>> start

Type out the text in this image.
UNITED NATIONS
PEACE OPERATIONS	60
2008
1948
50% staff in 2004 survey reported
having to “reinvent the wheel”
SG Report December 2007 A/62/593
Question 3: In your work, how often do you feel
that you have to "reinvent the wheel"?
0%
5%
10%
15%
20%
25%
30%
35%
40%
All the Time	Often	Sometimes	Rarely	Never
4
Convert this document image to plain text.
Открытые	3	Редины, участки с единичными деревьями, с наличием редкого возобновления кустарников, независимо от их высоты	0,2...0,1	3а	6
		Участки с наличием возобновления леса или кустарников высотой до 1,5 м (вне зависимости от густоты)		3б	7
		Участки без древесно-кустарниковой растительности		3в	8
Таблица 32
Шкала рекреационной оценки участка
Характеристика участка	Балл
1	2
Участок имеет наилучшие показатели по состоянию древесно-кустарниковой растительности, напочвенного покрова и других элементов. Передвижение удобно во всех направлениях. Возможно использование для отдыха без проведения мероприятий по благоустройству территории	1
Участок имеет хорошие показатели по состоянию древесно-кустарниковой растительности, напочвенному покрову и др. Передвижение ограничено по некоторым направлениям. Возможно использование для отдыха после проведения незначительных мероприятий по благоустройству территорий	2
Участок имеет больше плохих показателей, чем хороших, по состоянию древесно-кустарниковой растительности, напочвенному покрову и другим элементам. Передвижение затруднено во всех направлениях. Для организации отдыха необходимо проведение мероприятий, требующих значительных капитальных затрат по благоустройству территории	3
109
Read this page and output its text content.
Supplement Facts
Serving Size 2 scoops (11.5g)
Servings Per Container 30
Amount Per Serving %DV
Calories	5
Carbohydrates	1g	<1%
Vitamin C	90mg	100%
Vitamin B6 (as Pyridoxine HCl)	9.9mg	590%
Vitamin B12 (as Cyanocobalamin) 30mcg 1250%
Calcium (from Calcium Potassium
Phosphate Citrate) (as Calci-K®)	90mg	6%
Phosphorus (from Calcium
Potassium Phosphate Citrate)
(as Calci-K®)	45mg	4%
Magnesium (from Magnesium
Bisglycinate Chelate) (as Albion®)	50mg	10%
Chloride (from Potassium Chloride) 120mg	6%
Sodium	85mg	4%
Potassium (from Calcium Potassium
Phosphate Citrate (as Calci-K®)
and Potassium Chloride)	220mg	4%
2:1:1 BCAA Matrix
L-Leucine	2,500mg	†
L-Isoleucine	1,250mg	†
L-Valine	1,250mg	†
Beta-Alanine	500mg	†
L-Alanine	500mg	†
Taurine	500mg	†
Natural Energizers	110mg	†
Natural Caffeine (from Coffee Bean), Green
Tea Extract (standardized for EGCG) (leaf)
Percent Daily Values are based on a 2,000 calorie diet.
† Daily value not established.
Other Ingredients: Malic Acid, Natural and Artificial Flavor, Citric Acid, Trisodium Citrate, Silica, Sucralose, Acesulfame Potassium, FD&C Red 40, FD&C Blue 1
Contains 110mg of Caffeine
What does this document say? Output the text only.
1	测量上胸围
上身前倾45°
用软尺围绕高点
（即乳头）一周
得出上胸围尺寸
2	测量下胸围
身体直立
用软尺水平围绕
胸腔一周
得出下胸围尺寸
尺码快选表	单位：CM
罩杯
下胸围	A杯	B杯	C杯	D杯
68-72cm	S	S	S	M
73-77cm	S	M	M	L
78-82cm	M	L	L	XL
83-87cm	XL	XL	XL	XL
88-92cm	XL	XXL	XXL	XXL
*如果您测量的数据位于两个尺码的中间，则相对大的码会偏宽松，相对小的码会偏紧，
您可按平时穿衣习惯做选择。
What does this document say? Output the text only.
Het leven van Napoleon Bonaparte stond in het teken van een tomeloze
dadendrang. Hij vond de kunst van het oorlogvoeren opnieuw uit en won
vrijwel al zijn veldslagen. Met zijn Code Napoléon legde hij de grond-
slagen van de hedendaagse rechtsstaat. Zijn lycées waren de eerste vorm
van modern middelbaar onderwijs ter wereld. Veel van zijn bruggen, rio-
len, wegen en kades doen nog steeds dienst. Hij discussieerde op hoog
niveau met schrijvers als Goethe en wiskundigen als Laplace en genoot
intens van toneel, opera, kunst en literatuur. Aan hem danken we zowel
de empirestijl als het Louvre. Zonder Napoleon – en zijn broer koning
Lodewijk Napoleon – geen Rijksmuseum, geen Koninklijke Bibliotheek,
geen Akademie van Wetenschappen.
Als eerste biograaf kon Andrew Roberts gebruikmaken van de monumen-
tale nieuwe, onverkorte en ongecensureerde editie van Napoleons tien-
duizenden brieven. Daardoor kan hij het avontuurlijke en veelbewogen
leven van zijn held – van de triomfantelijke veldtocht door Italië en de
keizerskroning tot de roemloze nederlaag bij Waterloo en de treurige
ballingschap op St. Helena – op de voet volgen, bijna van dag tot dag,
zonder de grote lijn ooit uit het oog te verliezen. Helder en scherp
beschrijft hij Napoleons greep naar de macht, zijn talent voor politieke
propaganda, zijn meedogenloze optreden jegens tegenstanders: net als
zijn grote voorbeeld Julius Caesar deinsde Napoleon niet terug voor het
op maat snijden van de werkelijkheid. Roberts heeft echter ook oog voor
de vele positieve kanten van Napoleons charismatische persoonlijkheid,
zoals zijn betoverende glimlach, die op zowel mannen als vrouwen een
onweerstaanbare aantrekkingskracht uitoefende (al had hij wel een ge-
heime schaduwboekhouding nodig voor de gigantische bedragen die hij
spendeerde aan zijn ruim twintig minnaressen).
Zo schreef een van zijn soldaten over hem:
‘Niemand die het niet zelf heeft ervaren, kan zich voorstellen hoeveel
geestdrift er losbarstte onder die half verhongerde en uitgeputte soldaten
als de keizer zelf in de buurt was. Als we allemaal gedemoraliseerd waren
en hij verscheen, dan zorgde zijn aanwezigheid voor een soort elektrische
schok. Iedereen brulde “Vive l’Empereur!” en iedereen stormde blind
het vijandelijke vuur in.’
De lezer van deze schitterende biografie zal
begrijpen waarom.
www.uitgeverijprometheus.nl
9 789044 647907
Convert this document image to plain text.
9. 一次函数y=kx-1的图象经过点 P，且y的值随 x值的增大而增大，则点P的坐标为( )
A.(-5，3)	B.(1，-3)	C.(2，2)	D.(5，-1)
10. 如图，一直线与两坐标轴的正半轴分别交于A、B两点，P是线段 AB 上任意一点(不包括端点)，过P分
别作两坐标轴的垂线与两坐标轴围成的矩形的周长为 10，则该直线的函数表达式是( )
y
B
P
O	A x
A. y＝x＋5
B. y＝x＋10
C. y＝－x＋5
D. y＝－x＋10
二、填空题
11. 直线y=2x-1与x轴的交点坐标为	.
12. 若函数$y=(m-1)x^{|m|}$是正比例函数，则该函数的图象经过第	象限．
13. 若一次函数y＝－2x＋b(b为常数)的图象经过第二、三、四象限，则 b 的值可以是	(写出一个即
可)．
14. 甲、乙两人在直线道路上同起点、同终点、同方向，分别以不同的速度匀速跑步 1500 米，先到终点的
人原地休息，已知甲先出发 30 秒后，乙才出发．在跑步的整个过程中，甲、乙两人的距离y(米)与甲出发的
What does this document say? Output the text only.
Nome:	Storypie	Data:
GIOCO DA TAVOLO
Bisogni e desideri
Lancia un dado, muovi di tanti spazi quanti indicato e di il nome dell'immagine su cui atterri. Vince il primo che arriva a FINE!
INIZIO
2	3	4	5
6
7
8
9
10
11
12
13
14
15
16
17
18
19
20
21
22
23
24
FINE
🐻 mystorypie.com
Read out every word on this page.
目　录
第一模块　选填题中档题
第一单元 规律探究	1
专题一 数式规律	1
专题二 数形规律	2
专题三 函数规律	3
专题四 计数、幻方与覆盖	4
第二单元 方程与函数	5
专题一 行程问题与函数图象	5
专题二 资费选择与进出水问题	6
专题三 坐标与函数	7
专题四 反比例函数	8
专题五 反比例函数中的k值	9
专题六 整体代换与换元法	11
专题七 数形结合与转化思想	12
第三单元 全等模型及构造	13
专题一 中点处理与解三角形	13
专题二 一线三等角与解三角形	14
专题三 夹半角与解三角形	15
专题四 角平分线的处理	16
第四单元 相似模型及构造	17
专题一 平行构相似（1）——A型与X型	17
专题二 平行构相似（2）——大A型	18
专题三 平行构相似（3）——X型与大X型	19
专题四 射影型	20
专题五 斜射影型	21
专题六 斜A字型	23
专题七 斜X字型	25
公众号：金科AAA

>> end

— Problem details —
What is the number of lines in the listing that contain the string "zelf"? Reply with that number alone.

— Exercise output —
2